# [Challenge]
Without omitting anything, return the records precisely as given.

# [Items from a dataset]
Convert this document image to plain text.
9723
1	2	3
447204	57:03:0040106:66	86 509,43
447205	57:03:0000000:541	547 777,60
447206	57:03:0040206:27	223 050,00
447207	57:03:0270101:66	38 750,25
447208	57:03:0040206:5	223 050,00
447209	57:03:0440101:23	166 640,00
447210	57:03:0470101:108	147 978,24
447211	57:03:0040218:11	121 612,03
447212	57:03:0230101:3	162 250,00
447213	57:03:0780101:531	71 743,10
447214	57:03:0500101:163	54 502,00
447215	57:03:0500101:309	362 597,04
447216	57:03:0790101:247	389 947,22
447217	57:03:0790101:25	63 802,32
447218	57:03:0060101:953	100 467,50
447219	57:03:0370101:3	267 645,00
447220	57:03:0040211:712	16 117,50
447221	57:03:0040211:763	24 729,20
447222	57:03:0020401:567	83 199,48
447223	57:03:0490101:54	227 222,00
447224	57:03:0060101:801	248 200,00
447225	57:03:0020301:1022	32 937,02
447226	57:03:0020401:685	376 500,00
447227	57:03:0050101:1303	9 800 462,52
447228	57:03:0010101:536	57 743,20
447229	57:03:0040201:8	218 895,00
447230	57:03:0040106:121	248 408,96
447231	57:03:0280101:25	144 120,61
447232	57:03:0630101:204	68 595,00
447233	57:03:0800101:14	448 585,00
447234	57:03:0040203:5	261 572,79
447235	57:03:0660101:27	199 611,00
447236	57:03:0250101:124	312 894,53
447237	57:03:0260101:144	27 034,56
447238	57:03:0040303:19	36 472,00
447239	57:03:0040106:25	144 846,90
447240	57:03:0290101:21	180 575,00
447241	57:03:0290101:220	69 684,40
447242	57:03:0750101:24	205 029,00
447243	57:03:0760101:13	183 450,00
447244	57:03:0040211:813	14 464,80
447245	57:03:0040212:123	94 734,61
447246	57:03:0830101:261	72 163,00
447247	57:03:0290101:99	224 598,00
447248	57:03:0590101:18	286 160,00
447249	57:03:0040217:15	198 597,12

# [Solution for this task]
Convert this document image to plain text.
9723
1	2	3
447204	57:03:0040106:66	86 509,43
447205	57:03:0000000:541	547 777,60
447206	57:03:0040206:27	223 050,00
447207	57:03:0270101:66	38 750,25
447208	57:03:0040206:5	223 050,00
447209	57:03:0440101:23	166 640,00
447210	57:03:0470101:108	147 978,24
447211	57:03:0040218:11	121 612,03
447212	57:03:0230101:3	162 250,00
447213	57:03:0780101:531	71 743,10
447214	57:03:0500101:163	54 502,00
447215	57:03:0500101:309	362 597,04
447216	57:03:0790101:247	389 947,22
447217	57:03:0790101:25	63 802,32
447218	57:03:0060101:953	100 467,50
447219	57:03:0370101:3	267 645,00
447220	57:03:0040211:712	16 117,50
447221	57:03:0040211:763	24 729,20
447222	57:03:0020401:567	83 199,48
447223	57:03:0490101:54	227 222,00
447224	57:03:0060101:801	248 200,00
447225	57:03:0020301:1022	32 937,02
447226	57:03:0020401:685	376 500,00
447227	57:03:0050101:1303	9 800 462,52
447228	57:03:0010101:536	57 743,20
447229	57:03:0040201:8	218 895,00
447230	57:03:0040106:121	248 408,96
447231	57:03:0280101:25	144 120,61
447232	57:03:0630101:204	68 595,00
447233	57:03:0800101:14	448 585,00
447234	57:03:0040203:5	261 572,79
447235	57:03:0660101:27	199 611,00
447236	57:03:0250101:124	312 894,53
447237	57:03:0260101:144	27 034,56
447238	57:03:0040303:19	36 472,00
447239	57:03:0040106:25	144 846,90
447240	57:03:0290101:21	180 575,00
447241	57:03:0290101:220	69 684,40
447242	57:03:0750101:24	205 029,00
447243	57:03:0760101:13	183 450,00
447244	57:03:0040211:813	14 464,80
447245	57:03:0040212:123	94 734,61
447246	57:03:0830101:261	72 163,00
447247	57:03:0290101:99	224 598,00
447248	57:03:0590101:18	286 160,00
447249	57:03:0040217:15	198 597,12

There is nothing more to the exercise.